La partie notifiante considère que ce marché est à tout le moins de dimension communautaire dans la mesure où l'analyse de la substituabilité du côté de l'offre montre une capacité des candidats à présenter leurs offres dans un grand nombre de pays. Un nombre non négligeable de sociétés étrangères se portent en effet candidates à des appels d'offres lancés dans les États membres de l'Union européenne voire au-delà.

Les groupements attributaires comprennent des partenariats entre des entreprises de construction et des établissements bancaires ressortissant de différents États membres. Ainsi, Vinci a été attributaire de deux concessions au Royaume-Uni, d'une en Grèce et d'une autre au Portugal. On relève également que Bouygues a été attributaire de concessions en Allemagne ou en Hongrie. Pour ce qui concerne la France, on note la présence de plusieurs entreprises étrangères dans les actes de candidature à des contrats de concession d'autoroutes ou d'infrastructures routières à péage, comme Skanska, Abertis, Dragados ou Bilfinger-Berger.

Dans son avis du 2 décembre 2005, le Conseil de la concurrence, sans trancher la question, considère que la dimension géographique de ce marché pourrait être mondiale compte tenu du fait notamment que " les candidatures à l'achat [...] comportent des offres auxquelles participent des entreprises établies à l'étranger ".

Enfin, la Commission européenne dans sa décision du 15 février 2006, sans conclure sur la délimitation pertinente du marché, constate que de nombreuses entreprises européennes se portent candidates à des appels d'offres et en sont attributaires dans des États dont elles ne sont pas ressortissantes.

Ces orientations dégagées tant par le Conseil de la concurrence que par la Commission européenne, de même que les éléments de fait mentionnés ci-dessus, inclinent à considérer que la dimension géographique du marché pertinent est au moins européenne plutôt que nationale.

Au cas d'espèce, il n'est cependant pas nécessaire de se prononcer de manière définitive sur la définition du marché pertinent dans la mesure où, quelle que soit la segmentation retenue, l'analyse concurrentielle demeure inchangée.

2.1.2. Analyse concurrentielle

Dans sa décision du 15 février 2006, la Commission a examiné les parts de marché (5) de la future entité sur un marché européen de l'attribution de concessions autoroutières. Constatant l'existence d'un chevauchement marginal des activités des parties conduisant à une part de marché combinée relativement faible, elle a pris acte de la présence de concurrents disposant de parts de marché supérieures à celle de la nouvelle entité.

_Données fournies_:
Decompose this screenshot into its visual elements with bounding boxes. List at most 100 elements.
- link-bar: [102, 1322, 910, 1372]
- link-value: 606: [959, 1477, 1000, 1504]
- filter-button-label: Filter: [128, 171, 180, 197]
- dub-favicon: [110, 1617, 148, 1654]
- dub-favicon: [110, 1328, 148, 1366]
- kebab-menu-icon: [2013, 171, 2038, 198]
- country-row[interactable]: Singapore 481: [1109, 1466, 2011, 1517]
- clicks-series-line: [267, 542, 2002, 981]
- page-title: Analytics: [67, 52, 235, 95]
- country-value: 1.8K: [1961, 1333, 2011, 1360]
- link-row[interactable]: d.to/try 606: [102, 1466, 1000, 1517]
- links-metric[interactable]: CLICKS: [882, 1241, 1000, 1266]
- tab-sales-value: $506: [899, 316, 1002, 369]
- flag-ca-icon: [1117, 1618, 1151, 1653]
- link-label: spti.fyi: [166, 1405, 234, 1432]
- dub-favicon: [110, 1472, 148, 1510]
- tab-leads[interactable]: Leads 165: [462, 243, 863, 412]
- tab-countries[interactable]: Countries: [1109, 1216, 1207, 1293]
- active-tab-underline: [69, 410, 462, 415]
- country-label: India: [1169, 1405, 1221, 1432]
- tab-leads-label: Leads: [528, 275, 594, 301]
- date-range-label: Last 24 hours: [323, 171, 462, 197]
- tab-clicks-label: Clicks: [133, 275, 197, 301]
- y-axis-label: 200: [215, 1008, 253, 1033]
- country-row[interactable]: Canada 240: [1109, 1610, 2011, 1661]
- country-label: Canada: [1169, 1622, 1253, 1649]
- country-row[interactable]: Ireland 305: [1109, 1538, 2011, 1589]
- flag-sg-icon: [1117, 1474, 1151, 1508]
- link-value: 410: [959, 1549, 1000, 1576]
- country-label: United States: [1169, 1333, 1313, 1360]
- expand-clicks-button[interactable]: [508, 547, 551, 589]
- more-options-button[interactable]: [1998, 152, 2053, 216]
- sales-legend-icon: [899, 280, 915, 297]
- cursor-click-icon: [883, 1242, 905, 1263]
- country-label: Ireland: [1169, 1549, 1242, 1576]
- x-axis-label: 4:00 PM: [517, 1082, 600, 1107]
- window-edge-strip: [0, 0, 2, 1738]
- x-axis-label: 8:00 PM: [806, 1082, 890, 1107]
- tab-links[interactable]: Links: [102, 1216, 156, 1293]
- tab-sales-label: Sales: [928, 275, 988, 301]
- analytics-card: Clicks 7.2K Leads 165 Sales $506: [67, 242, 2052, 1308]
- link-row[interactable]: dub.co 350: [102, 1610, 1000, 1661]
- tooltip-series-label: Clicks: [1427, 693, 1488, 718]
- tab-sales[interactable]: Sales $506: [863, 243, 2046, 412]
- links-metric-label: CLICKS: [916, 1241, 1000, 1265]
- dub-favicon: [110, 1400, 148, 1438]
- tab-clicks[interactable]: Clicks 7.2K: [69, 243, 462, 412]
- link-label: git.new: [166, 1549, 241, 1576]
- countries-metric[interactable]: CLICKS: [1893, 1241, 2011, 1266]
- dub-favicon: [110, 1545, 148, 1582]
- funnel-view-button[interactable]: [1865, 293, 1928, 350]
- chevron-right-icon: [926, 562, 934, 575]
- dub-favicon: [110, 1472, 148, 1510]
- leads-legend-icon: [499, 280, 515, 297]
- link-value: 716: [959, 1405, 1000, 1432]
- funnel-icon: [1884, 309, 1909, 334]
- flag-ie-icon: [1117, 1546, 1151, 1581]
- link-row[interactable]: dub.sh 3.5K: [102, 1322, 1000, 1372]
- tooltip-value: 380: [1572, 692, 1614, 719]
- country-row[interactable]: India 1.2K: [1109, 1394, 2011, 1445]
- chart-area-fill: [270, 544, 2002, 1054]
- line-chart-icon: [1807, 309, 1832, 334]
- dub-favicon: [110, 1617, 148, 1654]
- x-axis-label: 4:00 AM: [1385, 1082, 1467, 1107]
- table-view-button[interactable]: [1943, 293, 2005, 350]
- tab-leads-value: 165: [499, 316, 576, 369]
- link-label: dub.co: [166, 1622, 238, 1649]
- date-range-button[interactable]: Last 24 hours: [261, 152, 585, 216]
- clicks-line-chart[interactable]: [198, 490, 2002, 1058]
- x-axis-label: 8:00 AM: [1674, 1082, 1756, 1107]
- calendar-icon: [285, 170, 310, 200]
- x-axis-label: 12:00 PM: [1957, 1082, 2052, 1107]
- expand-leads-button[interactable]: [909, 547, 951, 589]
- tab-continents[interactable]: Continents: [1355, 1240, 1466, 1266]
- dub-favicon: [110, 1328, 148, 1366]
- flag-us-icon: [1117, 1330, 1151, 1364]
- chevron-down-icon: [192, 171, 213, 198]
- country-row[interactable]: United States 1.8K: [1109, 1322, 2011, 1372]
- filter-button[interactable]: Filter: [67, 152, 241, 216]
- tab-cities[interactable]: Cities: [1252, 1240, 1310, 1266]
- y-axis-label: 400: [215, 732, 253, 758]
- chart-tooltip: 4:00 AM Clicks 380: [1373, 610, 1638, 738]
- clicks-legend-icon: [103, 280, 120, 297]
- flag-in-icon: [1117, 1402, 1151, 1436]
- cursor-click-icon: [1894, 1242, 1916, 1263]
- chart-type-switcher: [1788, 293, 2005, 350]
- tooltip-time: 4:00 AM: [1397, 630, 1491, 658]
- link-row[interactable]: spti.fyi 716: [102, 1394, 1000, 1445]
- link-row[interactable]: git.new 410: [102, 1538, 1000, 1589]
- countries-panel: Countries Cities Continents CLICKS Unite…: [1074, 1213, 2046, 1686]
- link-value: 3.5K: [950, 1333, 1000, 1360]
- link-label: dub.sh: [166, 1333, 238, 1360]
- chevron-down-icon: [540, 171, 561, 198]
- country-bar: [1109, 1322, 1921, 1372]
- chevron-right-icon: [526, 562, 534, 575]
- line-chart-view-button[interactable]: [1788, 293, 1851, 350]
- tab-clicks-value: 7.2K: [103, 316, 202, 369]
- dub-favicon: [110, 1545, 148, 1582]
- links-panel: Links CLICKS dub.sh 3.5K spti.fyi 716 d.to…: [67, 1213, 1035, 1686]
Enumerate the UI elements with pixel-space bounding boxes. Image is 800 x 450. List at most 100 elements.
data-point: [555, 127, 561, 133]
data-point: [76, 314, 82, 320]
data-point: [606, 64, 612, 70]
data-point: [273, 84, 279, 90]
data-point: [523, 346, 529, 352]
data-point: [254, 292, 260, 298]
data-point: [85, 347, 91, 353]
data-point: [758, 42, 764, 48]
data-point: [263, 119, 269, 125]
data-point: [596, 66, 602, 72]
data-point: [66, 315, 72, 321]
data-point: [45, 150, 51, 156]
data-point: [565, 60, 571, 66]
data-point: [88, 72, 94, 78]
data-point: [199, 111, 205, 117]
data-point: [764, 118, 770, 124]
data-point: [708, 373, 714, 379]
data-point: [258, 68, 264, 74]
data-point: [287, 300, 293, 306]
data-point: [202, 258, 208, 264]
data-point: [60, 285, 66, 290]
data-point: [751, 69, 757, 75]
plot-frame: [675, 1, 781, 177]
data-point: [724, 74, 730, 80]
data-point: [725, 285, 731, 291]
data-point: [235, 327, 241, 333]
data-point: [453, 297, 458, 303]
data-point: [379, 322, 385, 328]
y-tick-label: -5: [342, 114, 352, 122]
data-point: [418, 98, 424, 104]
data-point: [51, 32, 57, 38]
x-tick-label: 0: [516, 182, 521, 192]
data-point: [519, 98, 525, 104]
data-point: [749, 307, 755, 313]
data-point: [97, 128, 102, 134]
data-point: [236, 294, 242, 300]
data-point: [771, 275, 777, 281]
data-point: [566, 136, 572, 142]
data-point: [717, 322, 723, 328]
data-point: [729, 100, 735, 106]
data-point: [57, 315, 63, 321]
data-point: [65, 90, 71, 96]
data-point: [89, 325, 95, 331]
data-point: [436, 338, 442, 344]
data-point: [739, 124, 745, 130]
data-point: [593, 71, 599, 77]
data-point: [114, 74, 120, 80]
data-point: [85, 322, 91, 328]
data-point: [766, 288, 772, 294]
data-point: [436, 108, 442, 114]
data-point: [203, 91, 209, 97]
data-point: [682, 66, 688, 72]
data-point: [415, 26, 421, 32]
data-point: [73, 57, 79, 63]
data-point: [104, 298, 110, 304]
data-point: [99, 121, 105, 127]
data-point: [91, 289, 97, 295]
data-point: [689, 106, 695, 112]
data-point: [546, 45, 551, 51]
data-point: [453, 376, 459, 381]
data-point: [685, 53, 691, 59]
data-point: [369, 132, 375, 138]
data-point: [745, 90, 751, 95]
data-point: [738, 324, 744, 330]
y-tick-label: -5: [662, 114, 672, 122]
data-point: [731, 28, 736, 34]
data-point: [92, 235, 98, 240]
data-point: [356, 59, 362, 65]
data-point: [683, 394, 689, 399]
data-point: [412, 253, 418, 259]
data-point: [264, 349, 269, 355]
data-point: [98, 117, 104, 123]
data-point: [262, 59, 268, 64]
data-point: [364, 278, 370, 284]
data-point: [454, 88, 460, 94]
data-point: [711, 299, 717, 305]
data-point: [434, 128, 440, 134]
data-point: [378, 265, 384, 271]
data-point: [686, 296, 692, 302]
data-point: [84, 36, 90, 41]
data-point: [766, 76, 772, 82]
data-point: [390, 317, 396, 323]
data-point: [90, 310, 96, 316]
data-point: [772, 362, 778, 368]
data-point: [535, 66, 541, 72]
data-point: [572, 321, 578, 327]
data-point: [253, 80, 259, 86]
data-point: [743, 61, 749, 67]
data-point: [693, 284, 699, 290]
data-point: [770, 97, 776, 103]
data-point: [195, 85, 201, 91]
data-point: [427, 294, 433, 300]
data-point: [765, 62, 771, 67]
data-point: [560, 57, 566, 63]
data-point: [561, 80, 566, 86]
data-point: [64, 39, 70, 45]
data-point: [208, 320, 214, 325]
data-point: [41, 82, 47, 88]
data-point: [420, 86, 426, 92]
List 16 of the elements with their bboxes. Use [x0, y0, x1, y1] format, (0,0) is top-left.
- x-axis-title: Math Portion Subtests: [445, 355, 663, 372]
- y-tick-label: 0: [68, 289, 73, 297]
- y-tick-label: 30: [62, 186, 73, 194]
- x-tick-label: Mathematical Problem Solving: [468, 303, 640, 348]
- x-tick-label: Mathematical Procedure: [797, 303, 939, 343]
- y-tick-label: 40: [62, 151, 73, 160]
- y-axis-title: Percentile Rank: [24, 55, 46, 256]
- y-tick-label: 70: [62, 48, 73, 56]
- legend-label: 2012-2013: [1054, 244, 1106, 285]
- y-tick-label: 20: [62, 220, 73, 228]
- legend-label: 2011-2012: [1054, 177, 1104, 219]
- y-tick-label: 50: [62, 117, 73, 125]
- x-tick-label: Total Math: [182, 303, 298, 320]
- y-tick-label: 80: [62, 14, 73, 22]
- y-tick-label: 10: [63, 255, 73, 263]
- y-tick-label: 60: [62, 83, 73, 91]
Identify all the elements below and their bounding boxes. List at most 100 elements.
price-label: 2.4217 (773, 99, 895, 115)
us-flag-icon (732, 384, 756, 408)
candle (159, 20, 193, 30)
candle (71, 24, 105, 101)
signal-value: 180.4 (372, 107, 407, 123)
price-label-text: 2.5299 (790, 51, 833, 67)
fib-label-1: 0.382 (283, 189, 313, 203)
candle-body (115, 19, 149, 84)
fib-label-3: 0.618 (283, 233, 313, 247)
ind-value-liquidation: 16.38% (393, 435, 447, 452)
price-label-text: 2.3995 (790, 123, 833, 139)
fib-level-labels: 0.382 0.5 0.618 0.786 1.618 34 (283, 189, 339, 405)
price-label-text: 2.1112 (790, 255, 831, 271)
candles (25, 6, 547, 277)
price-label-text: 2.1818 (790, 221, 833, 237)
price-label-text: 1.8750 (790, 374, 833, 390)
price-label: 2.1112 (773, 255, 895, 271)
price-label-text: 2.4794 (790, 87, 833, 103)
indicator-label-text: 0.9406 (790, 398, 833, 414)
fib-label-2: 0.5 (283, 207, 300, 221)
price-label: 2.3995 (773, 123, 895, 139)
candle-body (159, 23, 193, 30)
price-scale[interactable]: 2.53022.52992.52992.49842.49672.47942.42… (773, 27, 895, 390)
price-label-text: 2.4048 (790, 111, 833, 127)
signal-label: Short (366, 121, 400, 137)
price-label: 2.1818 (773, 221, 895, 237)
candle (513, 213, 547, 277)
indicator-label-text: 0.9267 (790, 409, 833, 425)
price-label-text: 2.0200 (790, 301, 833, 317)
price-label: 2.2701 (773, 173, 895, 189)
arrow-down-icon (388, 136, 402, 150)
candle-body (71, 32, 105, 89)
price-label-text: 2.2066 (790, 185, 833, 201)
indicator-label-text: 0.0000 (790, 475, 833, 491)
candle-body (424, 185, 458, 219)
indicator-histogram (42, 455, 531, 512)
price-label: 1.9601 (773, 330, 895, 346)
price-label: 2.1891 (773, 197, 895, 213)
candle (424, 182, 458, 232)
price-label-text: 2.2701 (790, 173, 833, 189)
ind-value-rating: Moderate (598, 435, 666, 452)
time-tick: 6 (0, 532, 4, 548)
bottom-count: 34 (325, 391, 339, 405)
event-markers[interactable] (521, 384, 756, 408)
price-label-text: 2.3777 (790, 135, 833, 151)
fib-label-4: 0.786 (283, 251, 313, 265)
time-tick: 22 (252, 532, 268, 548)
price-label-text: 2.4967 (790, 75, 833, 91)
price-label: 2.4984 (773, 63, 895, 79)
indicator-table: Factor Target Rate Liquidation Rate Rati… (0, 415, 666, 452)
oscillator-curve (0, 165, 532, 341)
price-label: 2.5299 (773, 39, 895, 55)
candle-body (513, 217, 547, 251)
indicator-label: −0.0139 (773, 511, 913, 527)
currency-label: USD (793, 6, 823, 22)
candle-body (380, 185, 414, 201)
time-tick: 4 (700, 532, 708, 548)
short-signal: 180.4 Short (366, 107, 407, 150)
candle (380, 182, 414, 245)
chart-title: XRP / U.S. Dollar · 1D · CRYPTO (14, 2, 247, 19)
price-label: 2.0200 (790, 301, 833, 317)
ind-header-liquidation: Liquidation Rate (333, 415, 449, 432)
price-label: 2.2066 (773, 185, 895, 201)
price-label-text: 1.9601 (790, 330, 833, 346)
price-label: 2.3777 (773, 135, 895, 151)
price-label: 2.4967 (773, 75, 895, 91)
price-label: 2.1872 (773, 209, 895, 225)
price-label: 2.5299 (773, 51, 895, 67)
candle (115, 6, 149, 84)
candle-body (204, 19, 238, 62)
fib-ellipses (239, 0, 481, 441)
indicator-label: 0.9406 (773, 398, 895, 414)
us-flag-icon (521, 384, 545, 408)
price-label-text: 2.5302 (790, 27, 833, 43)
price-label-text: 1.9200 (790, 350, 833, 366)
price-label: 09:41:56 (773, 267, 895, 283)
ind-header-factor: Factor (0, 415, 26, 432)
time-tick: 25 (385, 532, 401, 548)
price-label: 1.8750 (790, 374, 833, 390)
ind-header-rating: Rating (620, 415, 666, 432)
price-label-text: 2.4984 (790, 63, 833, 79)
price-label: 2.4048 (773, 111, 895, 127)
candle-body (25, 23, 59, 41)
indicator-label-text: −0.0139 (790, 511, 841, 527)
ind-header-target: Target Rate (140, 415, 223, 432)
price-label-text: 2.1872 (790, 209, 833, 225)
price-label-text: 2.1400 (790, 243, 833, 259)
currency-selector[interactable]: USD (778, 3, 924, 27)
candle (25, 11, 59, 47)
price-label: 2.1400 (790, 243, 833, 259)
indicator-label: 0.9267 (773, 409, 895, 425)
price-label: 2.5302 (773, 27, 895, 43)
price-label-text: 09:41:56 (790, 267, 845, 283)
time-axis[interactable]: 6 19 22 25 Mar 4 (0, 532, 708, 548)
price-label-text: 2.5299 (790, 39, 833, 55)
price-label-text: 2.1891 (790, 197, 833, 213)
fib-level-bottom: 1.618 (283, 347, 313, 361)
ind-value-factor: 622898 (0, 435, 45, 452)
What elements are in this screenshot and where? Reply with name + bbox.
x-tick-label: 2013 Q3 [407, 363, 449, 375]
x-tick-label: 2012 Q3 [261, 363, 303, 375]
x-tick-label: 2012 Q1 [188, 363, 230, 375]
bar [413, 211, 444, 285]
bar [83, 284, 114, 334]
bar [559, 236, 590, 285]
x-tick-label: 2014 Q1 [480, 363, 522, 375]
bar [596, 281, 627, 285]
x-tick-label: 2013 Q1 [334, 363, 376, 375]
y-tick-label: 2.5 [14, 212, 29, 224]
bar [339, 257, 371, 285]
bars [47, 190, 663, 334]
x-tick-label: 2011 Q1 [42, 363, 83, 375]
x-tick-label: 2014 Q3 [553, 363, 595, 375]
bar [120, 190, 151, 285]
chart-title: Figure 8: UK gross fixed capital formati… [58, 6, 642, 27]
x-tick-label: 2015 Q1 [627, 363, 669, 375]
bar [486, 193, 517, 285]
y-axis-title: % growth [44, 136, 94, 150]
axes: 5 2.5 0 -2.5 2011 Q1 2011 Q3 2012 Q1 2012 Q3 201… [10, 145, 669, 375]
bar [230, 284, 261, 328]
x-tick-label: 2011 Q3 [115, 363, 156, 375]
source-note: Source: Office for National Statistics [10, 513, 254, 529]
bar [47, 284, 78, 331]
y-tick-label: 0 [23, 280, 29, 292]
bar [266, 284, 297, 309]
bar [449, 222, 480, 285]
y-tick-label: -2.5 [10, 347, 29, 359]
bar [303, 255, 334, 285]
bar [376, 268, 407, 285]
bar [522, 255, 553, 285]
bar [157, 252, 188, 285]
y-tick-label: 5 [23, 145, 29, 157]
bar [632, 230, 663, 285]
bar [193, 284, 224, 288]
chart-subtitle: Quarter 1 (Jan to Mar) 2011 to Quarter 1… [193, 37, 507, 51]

_Petit exercice_: Écrivez la suite de l'extrait sur le marché des concessions d'autoroutes, en reprenant juste après sa dernière phrase.

_Réponse à l'exercice_:
Reprenant la méthode développée par le ministre dans l'affaire Vinci/GTM (6), la partie notifiante propose deux méthodes de calcul de ses parts de marché pour ce qui concerne la dévolution des concessions autoroutières. La première, dynamique, est basée sur le nombre de concessions attribuées à Vinci au cours des dernières années (raisonnement en flux) ; la seconde, plus statique, consiste à retenir le nombre de kilomètres concédés à Vinci (raisonnement en stock). Dans la mesure où, au cas d'espèce, l'opération ne conduit pas à une réduction sensible de la concurrence sur le marché en cause, quelle que soit la méthode de calcul de parts de marché retenue, il n'y a pas lieu d'en privilégier une au détriment de l'autre.

Sur la base d'une analyse des flux, il apparaît que Vinci a remporté en Europe, [...] concessions autoroutières sur [...] appels d'offres entre 1992 et 2005, soit [...] %. Sur une période plus récente (2001- 2005), Vinci a été candidat à [...] projets sur une vingtaine et n'en a remporté [...], soit [...] %. Pour ce qui concerne la France, sur la période 2001-2005, Vinci a été attributaire d'un marché sur cinq appels d'offres. ASF est entré très récemment sur le marché de l'attribution de concessions autoroutières. Sa première participation à des appels d'offres, toujours en groupement, remonte à l'année 2001. Elle concerne des concessions d'autoroutes, le viaduc de Millau et un tunnel en Grèce. Pour ce qui est des concessions autoroutières, on relève la participation d'ASF à [...] appels d'offres en France, en 2004 et à [...] en 2005. Selon la partie notifiante, ASF n'aurait été déclarée attributaire d'aucune concession. Il s'ensuit que sur la base d'une analyse en flux, la part de la nouvelle entité sera mineure, y compris, sur le seul territoire français.

Sur la base d'une analyse des stocks, si l'on devait retenir un marché de dimension communautaire, la position de la nouvelle entité, qui, sur une période de 13 ans, n'a emporté en Europe que [...] concessions sur [...] apparaît modeste. Ainsi, en Europe, la part de marché d'ASF s'établit à environ [10-20] % et celle de Cofiroute à [0-10] %. En France, la nouvelle entité exploiterait, sur la base des données pour 2004, environ 48,76 % des kilomètres d'autoroutes concédées : Vinci au travers de Cofiroute gère 11,70 % du réseau concédé et ASF, 37 %.

Il convient de prendre ces données de marché avec précaution, comme le fait valoir la partie notifiante, dans la mesure où les parts de marché peuvent fluctuer d'une année sur l'autre en fonction du nombre d'appels d'offres lancés sur le marché et des attributions respectives des concessions offertes. Cependant, elles peuvent donner une idée assez précise du pouvoir de marché des sociétés concessionnaires dans la mesure où les contrats de concession sont conclus pour des durées longues, assurant ainsi une certaine stabilité de ces parts de marché.

Quoiqu'il en soit, la situation de la concurrence sur ce marché reste animée. La présence de nombreux concurrents capables, notamment par le biais de groupement, de se porter candidats aux appels d'offres de concessions autoroutières en Europe et en France contribue à maintenir une dynamique concurrentielle sur le marché.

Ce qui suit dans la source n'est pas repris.